— start —

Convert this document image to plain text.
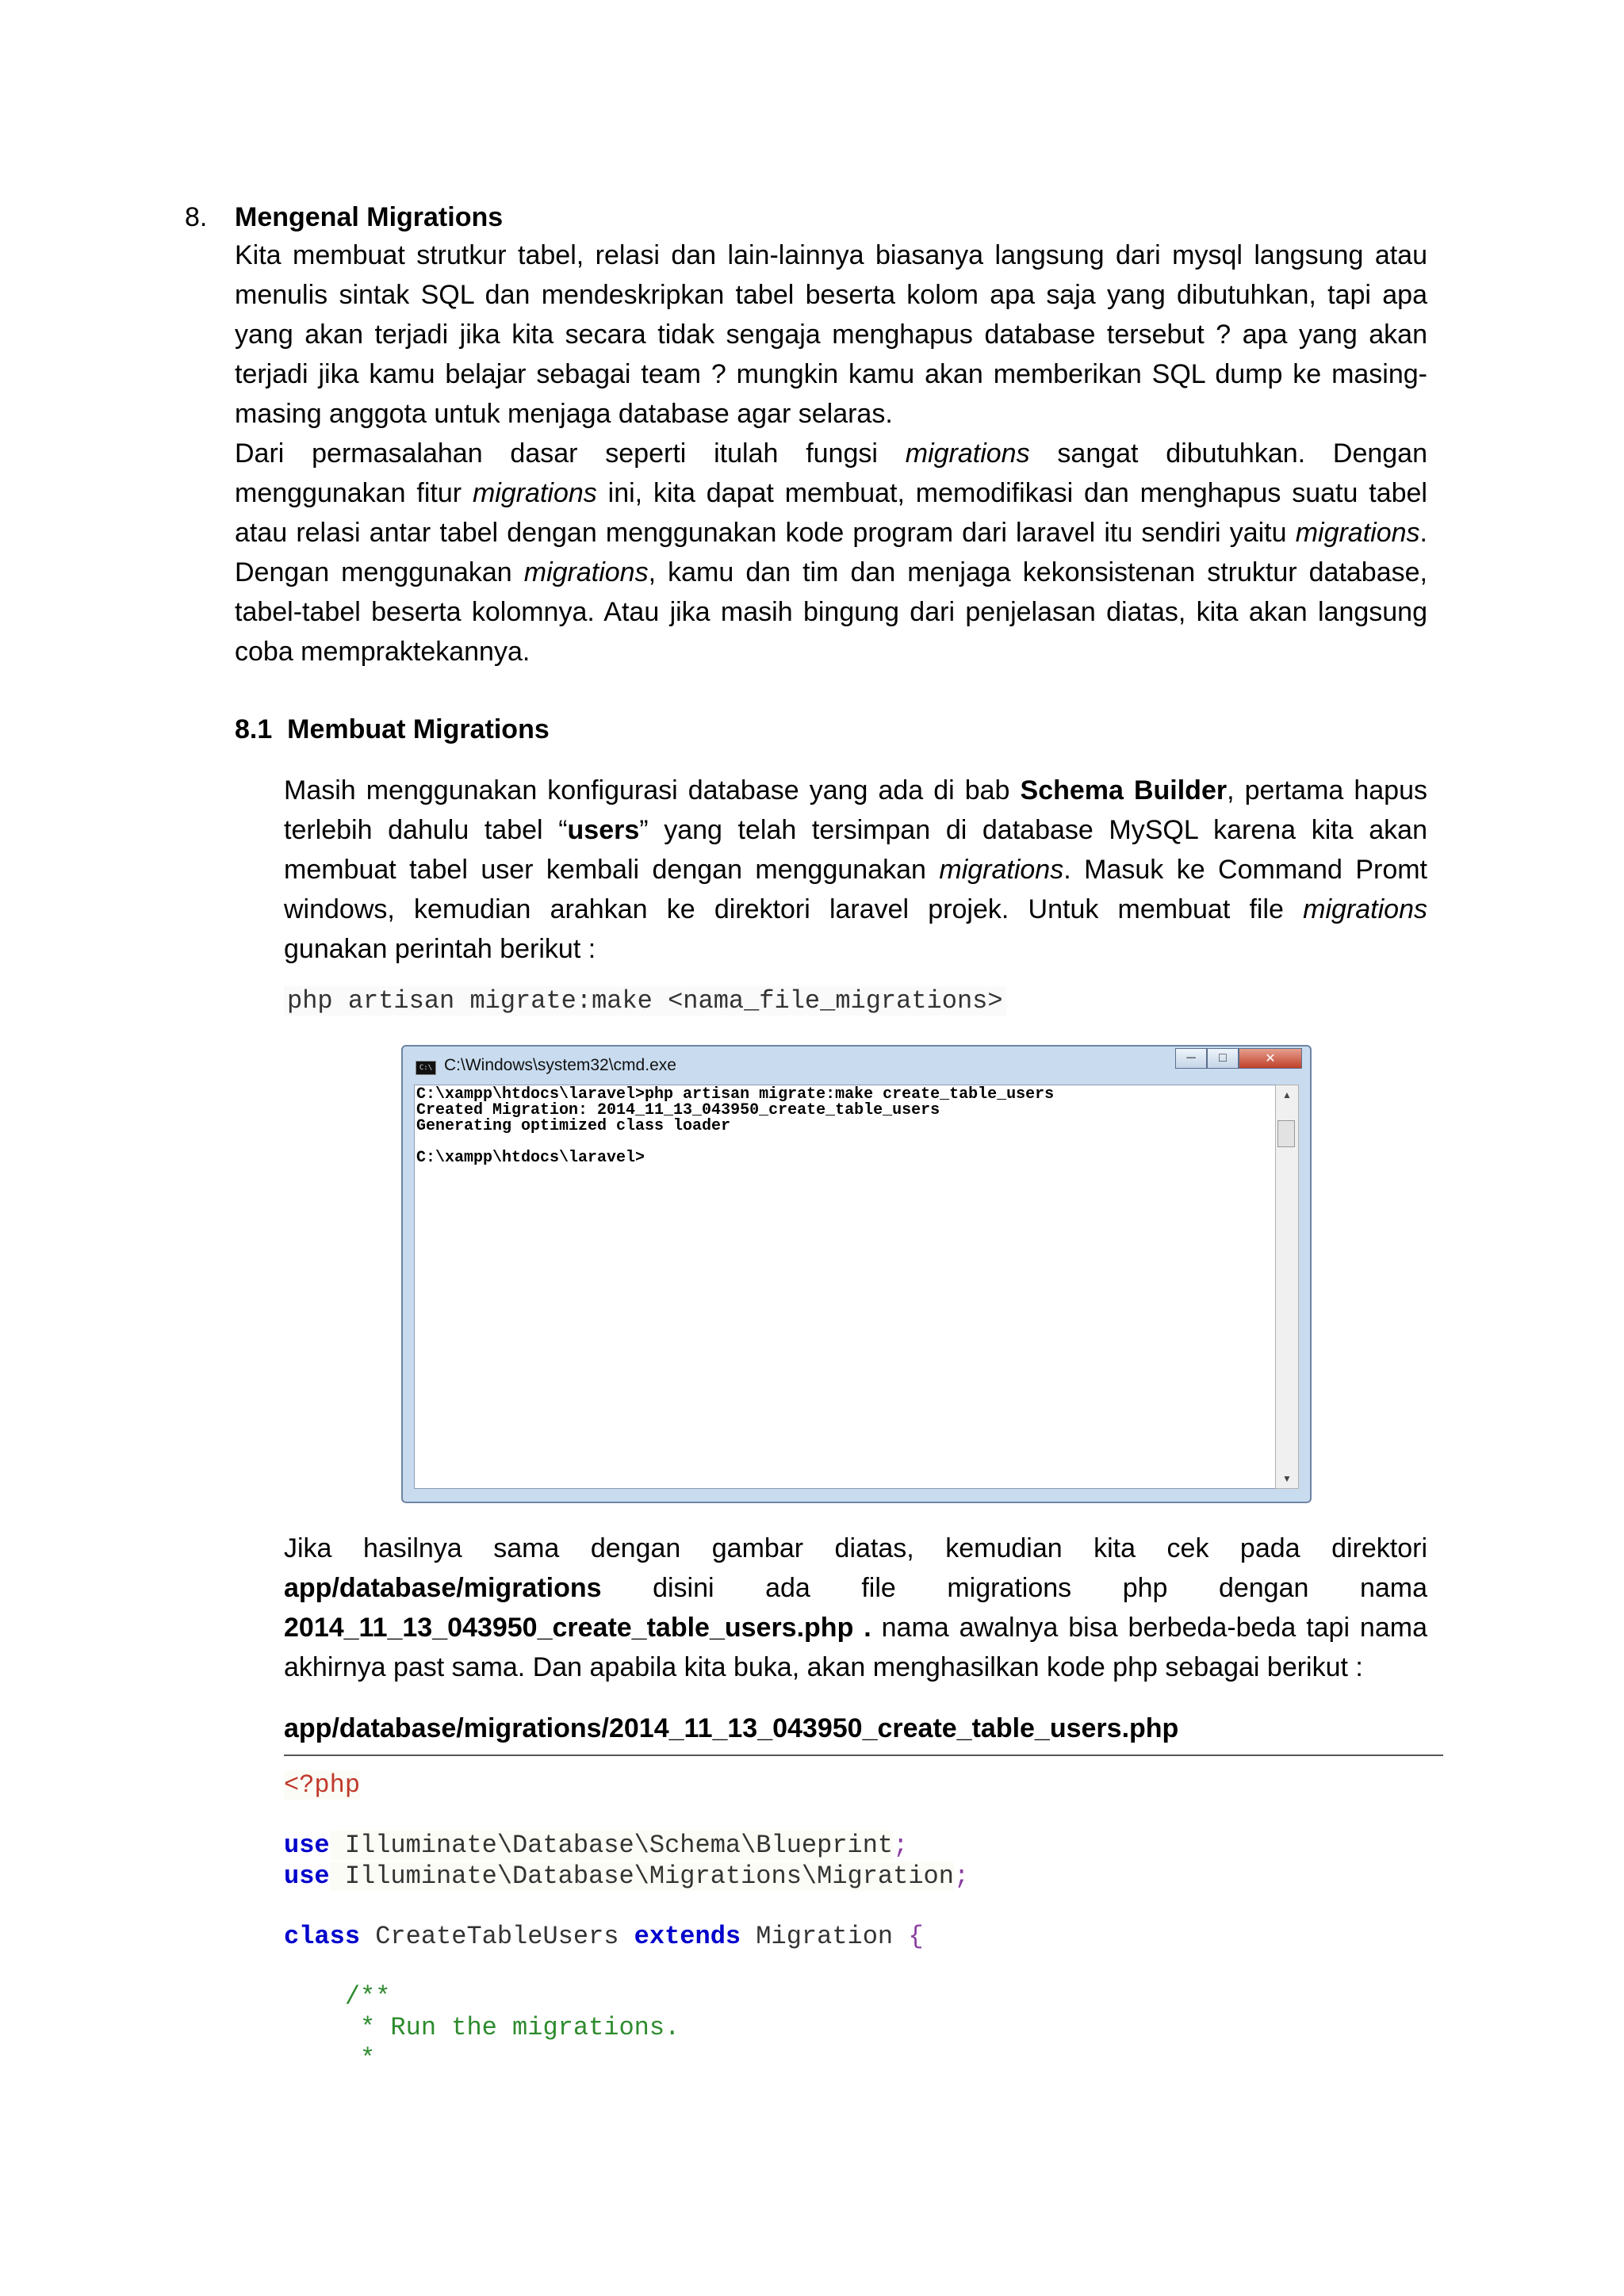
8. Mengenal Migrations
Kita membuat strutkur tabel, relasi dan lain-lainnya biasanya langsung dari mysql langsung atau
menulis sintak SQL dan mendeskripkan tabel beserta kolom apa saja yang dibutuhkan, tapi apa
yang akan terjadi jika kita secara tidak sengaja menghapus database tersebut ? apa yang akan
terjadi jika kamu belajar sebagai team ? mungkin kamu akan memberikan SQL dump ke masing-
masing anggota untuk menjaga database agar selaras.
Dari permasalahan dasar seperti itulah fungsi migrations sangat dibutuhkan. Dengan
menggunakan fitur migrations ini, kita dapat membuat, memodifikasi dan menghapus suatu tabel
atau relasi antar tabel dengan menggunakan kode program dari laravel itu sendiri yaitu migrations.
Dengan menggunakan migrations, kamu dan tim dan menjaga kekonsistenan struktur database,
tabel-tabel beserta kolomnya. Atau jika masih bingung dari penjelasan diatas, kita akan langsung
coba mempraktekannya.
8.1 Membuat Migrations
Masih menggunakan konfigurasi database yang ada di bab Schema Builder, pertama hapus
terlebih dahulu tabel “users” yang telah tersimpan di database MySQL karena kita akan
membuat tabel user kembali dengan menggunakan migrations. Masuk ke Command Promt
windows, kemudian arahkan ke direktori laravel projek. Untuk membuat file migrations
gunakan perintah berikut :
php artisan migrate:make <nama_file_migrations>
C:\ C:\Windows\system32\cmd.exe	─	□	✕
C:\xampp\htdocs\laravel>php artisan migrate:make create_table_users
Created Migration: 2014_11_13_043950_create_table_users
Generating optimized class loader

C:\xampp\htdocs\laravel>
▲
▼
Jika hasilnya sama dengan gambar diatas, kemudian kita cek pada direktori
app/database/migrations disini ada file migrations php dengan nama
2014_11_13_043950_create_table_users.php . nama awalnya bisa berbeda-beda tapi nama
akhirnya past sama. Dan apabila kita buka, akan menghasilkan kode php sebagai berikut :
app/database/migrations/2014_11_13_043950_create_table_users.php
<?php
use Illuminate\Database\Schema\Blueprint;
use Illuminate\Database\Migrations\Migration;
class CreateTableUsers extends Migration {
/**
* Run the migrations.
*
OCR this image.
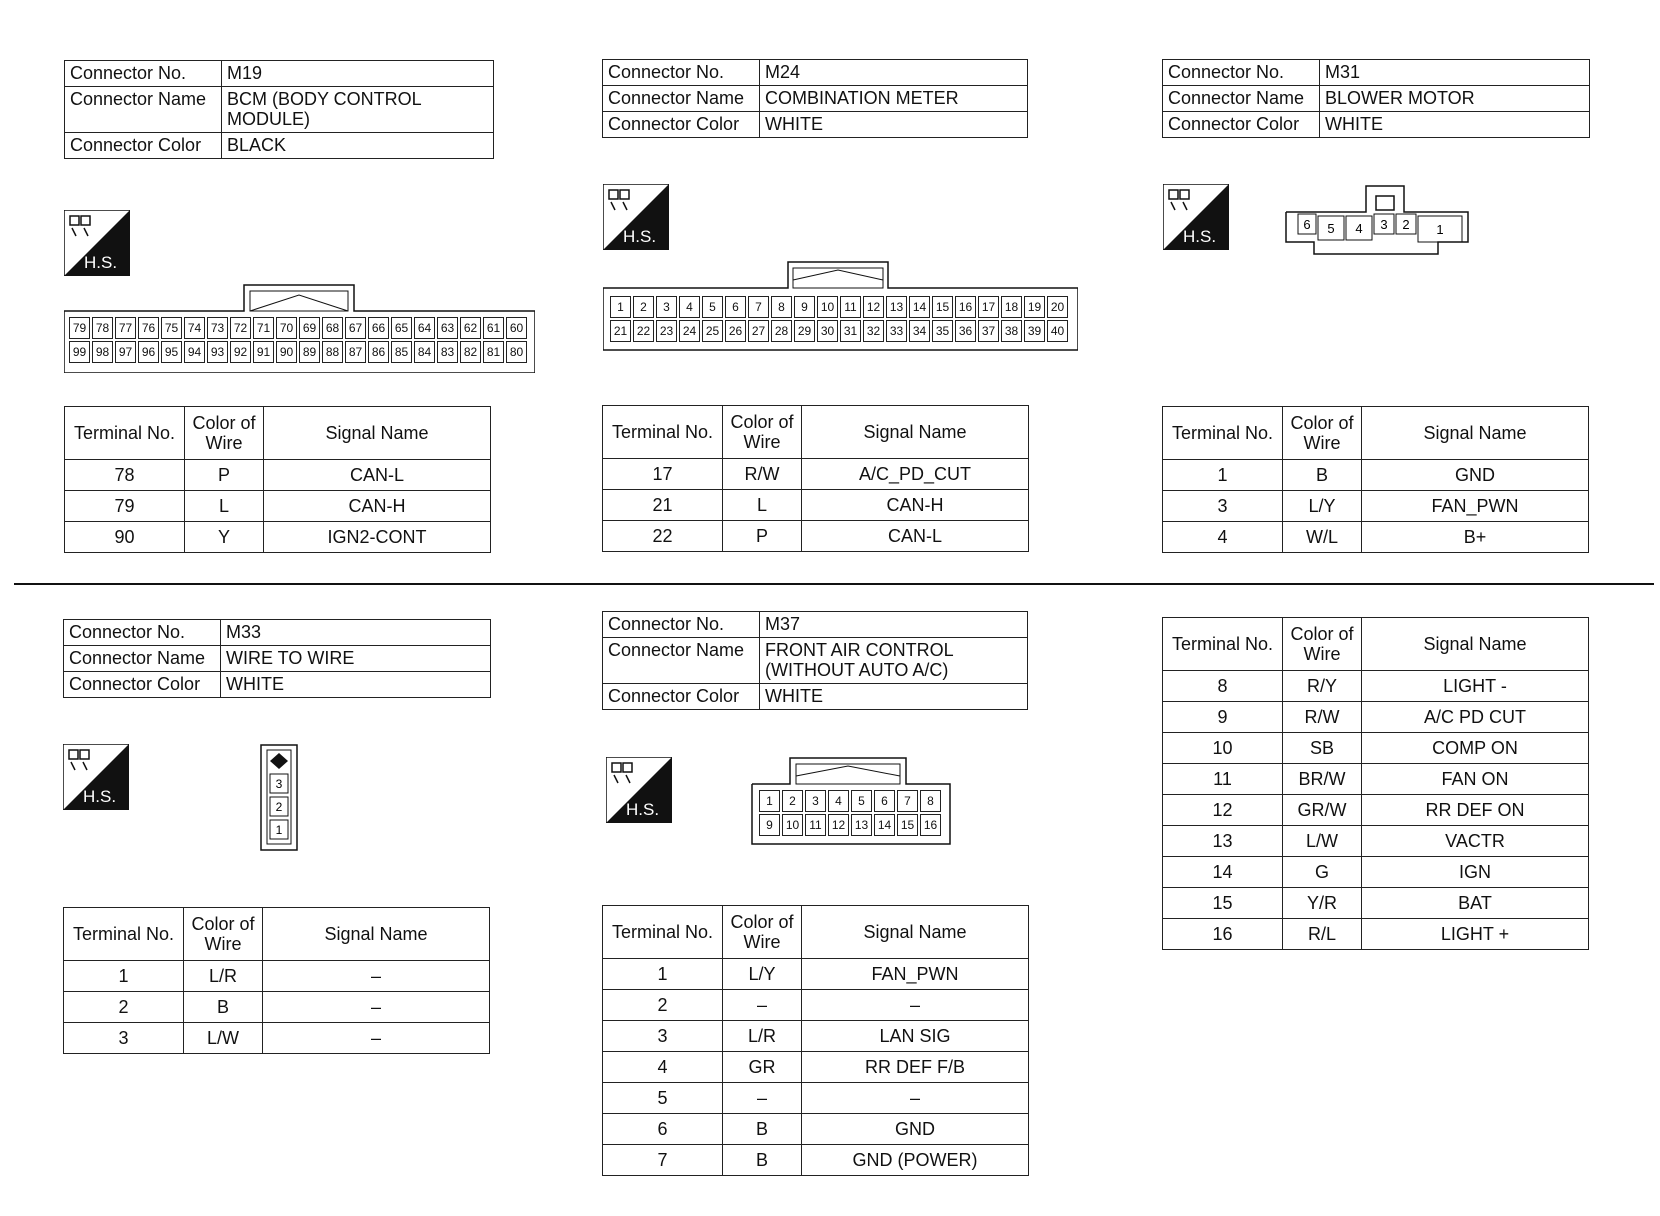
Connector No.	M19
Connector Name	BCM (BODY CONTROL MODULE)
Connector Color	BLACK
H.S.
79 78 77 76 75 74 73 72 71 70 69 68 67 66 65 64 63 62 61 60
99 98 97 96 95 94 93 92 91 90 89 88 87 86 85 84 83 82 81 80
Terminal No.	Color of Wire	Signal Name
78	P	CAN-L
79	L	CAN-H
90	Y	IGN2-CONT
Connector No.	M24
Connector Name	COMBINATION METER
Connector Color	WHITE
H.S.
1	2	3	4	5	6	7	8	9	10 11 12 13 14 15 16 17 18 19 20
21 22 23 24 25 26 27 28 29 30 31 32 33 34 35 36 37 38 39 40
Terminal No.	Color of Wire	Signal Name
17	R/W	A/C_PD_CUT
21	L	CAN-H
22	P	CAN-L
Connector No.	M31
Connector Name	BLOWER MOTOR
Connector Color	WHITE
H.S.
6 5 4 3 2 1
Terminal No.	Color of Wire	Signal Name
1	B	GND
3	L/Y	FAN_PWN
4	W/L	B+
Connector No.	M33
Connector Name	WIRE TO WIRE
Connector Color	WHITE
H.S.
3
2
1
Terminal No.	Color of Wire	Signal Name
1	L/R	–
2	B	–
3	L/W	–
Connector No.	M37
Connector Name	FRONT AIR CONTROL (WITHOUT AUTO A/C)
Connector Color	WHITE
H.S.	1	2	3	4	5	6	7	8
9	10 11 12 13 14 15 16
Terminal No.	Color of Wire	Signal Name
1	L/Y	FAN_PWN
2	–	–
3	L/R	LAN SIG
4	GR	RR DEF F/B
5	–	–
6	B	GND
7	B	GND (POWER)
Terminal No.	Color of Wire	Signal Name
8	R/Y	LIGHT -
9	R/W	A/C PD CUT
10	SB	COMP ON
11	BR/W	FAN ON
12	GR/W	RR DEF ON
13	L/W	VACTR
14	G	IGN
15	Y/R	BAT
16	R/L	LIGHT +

— end —

--- Work to complete ---
Scan the material and collect every line that contains "direktori".

--- Solution to this task ---
windows, kemudian arahkan ke direktori laravel projek. Untuk membuat file migrations
Jika hasilnya sama dengan gambar diatas, kemudian kita cek pada direktori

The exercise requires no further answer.